(Collected data)
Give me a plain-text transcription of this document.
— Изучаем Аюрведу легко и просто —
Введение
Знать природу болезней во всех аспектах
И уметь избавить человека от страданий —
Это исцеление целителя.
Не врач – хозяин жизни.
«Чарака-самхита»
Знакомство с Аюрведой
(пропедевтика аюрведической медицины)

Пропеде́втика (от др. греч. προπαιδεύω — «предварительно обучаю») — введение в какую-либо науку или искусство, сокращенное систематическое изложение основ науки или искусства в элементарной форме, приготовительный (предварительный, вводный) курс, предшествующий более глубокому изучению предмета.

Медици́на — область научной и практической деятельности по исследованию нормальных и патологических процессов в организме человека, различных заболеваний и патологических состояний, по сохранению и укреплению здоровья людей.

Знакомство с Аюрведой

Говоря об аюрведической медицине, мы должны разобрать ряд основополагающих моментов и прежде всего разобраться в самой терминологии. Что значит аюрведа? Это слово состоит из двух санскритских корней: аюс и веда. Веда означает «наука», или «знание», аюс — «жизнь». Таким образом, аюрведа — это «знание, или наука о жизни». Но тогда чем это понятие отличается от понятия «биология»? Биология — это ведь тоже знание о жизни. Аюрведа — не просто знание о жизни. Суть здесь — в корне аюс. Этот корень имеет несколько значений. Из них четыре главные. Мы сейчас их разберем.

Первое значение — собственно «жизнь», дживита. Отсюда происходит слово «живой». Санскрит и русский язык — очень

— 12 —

■ Exercise task ■
Filter the listing above for the string "человека" and copy every matching line.

■ Task answer ■
И уметь избавить человека от страданий —
Медици́на — область научной и практической деятельности по исследованию нормальных и патологических процессов в организме человека, различных заболеваний и патологических состояний, по сохранению и укреплению здоровья людей.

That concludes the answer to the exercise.